* [Work instructions] Below is a listing; reproduce each line of it exactly.

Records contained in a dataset
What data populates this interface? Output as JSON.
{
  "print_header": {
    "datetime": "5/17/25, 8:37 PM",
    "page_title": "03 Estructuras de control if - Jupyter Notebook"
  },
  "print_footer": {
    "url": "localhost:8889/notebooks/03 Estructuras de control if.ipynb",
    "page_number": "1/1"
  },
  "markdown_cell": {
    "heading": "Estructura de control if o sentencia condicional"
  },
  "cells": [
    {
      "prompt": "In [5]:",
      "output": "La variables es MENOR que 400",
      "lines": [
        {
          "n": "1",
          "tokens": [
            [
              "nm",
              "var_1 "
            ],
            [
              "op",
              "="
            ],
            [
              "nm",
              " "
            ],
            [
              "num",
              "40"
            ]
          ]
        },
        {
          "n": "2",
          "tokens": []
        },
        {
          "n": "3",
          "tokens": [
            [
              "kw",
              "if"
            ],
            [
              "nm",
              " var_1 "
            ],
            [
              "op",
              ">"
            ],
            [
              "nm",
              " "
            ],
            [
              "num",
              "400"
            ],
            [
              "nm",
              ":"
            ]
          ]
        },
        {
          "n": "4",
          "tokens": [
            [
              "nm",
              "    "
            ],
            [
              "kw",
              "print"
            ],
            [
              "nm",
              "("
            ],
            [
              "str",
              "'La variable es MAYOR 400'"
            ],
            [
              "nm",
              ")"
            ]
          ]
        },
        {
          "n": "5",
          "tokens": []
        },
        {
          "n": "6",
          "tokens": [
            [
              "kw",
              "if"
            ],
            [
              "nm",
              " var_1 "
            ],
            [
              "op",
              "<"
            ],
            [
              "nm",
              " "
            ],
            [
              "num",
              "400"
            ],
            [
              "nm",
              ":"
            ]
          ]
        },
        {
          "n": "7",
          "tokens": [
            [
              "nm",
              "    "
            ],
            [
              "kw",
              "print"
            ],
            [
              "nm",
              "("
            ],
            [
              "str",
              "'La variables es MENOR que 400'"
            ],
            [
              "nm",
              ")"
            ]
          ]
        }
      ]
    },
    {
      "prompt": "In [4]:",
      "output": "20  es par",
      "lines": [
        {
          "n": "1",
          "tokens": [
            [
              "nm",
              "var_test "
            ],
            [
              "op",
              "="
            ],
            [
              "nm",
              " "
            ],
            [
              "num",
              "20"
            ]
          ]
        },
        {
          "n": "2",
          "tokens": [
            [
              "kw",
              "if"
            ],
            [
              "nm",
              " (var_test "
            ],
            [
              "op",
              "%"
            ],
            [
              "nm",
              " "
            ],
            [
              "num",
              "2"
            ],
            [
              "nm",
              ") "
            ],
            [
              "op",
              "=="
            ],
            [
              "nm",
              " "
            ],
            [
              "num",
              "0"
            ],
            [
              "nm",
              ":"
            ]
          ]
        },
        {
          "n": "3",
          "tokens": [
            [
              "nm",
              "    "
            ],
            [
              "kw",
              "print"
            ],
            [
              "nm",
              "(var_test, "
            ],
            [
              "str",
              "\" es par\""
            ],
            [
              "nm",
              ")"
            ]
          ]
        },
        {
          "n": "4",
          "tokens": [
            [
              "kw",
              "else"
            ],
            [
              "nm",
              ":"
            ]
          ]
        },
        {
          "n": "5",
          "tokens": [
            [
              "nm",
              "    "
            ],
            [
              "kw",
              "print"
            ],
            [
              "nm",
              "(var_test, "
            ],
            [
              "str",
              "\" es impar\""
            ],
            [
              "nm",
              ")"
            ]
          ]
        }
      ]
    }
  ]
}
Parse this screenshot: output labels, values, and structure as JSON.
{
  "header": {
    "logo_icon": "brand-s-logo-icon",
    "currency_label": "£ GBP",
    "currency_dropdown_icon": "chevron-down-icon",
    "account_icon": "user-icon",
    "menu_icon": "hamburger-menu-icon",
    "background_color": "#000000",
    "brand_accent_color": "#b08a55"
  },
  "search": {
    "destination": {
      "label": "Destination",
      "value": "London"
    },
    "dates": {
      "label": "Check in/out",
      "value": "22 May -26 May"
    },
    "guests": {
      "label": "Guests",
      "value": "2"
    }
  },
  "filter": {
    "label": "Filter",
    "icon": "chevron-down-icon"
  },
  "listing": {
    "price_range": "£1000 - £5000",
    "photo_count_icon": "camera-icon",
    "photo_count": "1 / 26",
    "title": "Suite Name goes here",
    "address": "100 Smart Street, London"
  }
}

* [Answer in full]
What data populates this interface? Output as JSON.
{
  "print_header": {
    "datetime": "5/17/25, 8:37 PM",
    "page_title": "03 Estructuras de control if - Jupyter Notebook"
  },
  "print_footer": {
    "url": "localhost:8889/notebooks/03 Estructuras de control if.ipynb",
    "page_number": "1/1"
  },
  "markdown_cell": {
    "heading": "Estructura de control if o sentencia condicional"
  },
  "cells": [
    {
      "prompt": "In [5]:",
      "output": "La variables es MENOR que 400",
      "lines": [
        {
          "n": "1",
          "tokens": [
            [
              "nm",
              "var_1 "
            ],
            [
              "op",
              "="
            ],
            [
              "nm",
              " "
            ],
            [
              "num",
              "40"
            ]
          ]
        },
        {
          "n": "2",
          "tokens": []
        },
        {
          "n": "3",
          "tokens": [
            [
              "kw",
              "if"
            ],
            [
              "nm",
              " var_1 "
            ],
            [
              "op",
              ">"
            ],
            [
              "nm",
              " "
            ],
            [
              "num",
              "400"
            ],
            [
              "nm",
              ":"
            ]
          ]
        },
        {
          "n": "4",
          "tokens": [
            [
              "nm",
              "    "
            ],
            [
              "kw",
              "print"
            ],
            [
              "nm",
              "("
            ],
            [
              "str",
              "'La variable es MAYOR 400'"
            ],
            [
              "nm",
              ")"
            ]
          ]
        },
        {
          "n": "5",
          "tokens": []
        },
        {
          "n": "6",
          "tokens": [
            [
              "kw",
              "if"
            ],
            [
              "nm",
              " var_1 "
            ],
            [
              "op",
              "<"
            ],
            [
              "nm",
              " "
            ],
            [
              "num",
              "400"
            ],
            [
              "nm",
              ":"
            ]
          ]
        },
        {
          "n": "7",
          "tokens": [
            [
              "nm",
              "    "
            ],
            [
              "kw",
              "print"
            ],
            [
              "nm",
              "("
            ],
            [
              "str",
              "'La variables es MENOR que 400'"
            ],
            [
              "nm",
              ")"
            ]
          ]
        }
      ]
    },
    {
      "prompt": "In [4]:",
      "output": "20  es par",
      "lines": [
        {
          "n": "1",
          "tokens": [
            [
              "nm",
              "var_test "
            ],
            [
              "op",
              "="
            ],
            [
              "nm",
              " "
            ],
            [
              "num",
              "20"
            ]
          ]
        },
        {
          "n": "2",
          "tokens": [
            [
              "kw",
              "if"
            ],
            [
              "nm",
              " (var_test "
            ],
            [
              "op",
              "%"
            ],
            [
              "nm",
              " "
            ],
            [
              "num",
              "2"
            ],
            [
              "nm",
              ") "
            ],
            [
              "op",
              "=="
            ],
            [
              "nm",
              " "
            ],
            [
              "num",
              "0"
            ],
            [
              "nm",
              ":"
            ]
          ]
        },
        {
          "n": "3",
          "tokens": [
            [
              "nm",
              "    "
            ],
            [
              "kw",
              "print"
            ],
            [
              "nm",
              "(var_test, "
            ],
            [
              "str",
              "\" es par\""
            ],
            [
              "nm",
              ")"
            ]
          ]
        },
        {
          "n": "4",
          "tokens": [
            [
              "kw",
              "else"
            ],
            [
              "nm",
              ":"
            ]
          ]
        },
        {
          "n": "5",
          "tokens": [
            [
              "nm",
              "    "
            ],
            [
              "kw",
              "print"
            ],
            [
              "nm",
              "(var_test, "
            ],
            [
              "str",
              "\" es impar\""
            ],
            [
              "nm",
              ")"
            ]
          ]
        }
      ]
    }
  ]
}
Parse this screenshot: output labels, values, and structure as JSON.
{
  "header": {
    "logo_icon": "brand-s-logo-icon",
    "currency_label": "£ GBP",
    "currency_dropdown_icon": "chevron-down-icon",
    "account_icon": "user-icon",
    "menu_icon": "hamburger-menu-icon",
    "background_color": "#000000",
    "brand_accent_color": "#b08a55"
  },
  "search": {
    "destination": {
      "label": "Destination",
      "value": "London"
    },
    "dates": {
      "label": "Check in/out",
      "value": "22 May -26 May"
    },
    "guests": {
      "label": "Guests",
      "value": "2"
    }
  },
  "filter": {
    "label": "Filter",
    "icon": "chevron-down-icon"
  },
  "listing": {
    "price_range": "£1000 - £5000",
    "photo_count_icon": "camera-icon",
    "photo_count": "1 / 26",
    "title": "Suite Name goes here",
    "address": "100 Smart Street, London"
  }
}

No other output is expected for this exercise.